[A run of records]
%%

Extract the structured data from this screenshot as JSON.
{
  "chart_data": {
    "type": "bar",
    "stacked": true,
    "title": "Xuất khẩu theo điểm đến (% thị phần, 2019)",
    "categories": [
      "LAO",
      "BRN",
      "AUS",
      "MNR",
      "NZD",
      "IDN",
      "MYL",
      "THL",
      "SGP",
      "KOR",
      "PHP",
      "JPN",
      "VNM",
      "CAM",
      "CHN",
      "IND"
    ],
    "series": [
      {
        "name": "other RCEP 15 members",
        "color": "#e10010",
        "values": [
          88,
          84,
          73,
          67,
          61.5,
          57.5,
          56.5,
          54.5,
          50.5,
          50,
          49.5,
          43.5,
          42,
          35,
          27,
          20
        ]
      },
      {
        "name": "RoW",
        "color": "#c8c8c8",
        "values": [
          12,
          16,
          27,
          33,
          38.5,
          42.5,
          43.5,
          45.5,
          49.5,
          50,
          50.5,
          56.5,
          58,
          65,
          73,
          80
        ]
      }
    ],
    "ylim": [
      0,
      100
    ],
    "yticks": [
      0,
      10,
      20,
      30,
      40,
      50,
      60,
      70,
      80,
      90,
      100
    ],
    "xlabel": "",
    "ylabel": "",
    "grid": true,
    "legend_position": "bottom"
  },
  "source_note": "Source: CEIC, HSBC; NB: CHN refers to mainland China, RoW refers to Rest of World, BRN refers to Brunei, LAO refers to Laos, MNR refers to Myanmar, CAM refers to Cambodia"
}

%%

> _To do_: Retype the entries one by one, exactly.

> _Response for this exercise_:
Extract the structured data from this screenshot as JSON.
{
  "chart_data": {
    "type": "bar",
    "stacked": true,
    "title": "Xuất khẩu theo điểm đến (% thị phần, 2019)",
    "categories": [
      "LAO",
      "BRN",
      "AUS",
      "MNR",
      "NZD",
      "IDN",
      "MYL",
      "THL",
      "SGP",
      "KOR",
      "PHP",
      "JPN",
      "VNM",
      "CAM",
      "CHN",
      "IND"
    ],
    "series": [
      {
        "name": "other RCEP 15 members",
        "color": "#e10010",
        "values": [
          88,
          84,
          73,
          67,
          61.5,
          57.5,
          56.5,
          54.5,
          50.5,
          50,
          49.5,
          43.5,
          42,
          35,
          27,
          20
        ]
      },
      {
        "name": "RoW",
        "color": "#c8c8c8",
        "values": [
          12,
          16,
          27,
          33,
          38.5,
          42.5,
          43.5,
          45.5,
          49.5,
          50,
          50.5,
          56.5,
          58,
          65,
          73,
          80
        ]
      }
    ],
    "ylim": [
      0,
      100
    ],
    "yticks": [
      0,
      10,
      20,
      30,
      40,
      50,
      60,
      70,
      80,
      90,
      100
    ],
    "xlabel": "",
    "ylabel": "",
    "grid": true,
    "legend_position": "bottom"
  },
  "source_note": "Source: CEIC, HSBC; NB: CHN refers to mainland China, RoW refers to Rest of World, BRN refers to Brunei, LAO refers to Laos, MNR refers to Myanmar, CAM refers to Cambodia"
}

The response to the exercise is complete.